## Given instruction
Using the records provided below, locate and copy each line that contains the word "Community".

[Saved data entries]
++++++++

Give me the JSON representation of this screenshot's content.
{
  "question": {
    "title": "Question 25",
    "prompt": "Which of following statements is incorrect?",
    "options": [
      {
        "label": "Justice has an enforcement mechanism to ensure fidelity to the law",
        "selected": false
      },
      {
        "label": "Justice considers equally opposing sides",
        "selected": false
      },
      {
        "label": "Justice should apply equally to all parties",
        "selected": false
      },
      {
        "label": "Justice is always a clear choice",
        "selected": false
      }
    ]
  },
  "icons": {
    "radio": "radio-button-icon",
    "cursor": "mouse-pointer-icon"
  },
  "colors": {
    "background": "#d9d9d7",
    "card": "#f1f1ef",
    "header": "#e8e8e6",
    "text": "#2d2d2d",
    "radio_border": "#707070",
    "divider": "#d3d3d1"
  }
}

++++++++

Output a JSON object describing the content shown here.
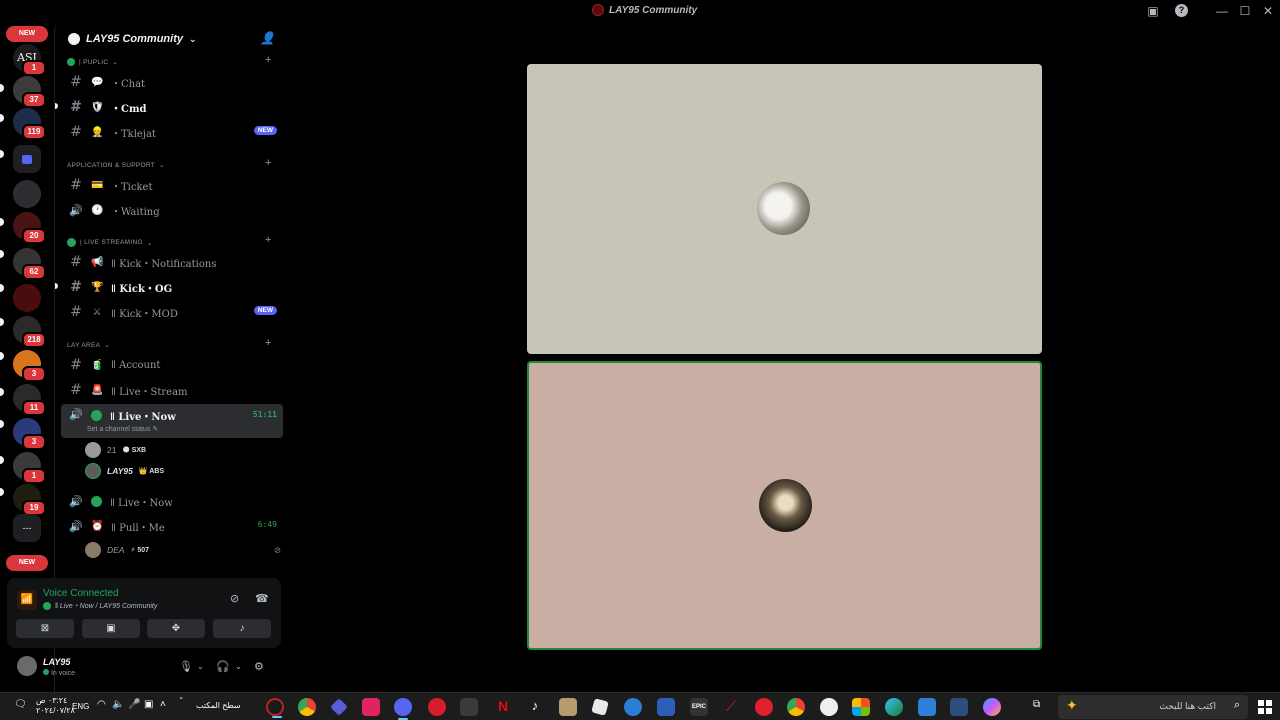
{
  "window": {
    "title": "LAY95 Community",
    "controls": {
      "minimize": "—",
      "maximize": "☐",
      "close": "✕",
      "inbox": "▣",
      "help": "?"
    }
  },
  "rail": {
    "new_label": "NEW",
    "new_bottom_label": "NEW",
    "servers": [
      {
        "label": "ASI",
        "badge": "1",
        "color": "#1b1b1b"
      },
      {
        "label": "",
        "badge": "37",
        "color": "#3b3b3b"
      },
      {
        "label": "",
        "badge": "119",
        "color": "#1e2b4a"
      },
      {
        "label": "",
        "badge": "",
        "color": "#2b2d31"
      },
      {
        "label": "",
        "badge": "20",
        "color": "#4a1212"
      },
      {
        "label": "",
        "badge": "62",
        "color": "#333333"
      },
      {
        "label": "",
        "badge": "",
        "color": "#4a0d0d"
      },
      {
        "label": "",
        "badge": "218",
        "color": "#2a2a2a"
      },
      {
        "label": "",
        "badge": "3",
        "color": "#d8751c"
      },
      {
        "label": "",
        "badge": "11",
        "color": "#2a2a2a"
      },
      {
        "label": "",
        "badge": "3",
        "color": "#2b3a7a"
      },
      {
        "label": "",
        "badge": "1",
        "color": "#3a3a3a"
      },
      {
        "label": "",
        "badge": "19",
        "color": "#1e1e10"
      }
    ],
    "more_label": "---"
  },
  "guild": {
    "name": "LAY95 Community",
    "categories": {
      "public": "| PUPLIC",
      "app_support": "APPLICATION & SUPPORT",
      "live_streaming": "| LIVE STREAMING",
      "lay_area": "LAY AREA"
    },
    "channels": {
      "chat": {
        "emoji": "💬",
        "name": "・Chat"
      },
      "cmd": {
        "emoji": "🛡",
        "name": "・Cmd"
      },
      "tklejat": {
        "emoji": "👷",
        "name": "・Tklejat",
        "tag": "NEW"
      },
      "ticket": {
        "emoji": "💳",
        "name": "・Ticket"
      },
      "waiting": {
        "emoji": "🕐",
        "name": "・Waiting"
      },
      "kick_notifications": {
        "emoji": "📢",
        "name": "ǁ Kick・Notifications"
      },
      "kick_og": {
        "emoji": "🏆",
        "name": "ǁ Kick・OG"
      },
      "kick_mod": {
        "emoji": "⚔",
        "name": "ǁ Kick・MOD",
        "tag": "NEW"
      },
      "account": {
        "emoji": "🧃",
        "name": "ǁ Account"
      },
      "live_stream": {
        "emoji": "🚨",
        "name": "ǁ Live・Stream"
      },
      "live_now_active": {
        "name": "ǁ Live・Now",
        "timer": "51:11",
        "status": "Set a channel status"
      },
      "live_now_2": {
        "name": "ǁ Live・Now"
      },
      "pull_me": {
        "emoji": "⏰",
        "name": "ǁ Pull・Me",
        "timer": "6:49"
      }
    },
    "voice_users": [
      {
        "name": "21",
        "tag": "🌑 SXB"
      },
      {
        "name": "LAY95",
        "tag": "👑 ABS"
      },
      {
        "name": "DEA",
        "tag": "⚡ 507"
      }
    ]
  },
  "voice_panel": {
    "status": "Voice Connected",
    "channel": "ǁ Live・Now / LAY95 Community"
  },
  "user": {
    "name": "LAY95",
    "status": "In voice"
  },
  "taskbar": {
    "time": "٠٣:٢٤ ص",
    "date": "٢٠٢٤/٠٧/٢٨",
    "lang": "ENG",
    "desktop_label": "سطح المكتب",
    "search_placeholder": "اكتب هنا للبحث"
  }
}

++++++++

## Task result
    "title": "LAY95 Community",
    "name": "LAY95 Community",
    "channel": "ǁ Live・Now / LAY95 Community"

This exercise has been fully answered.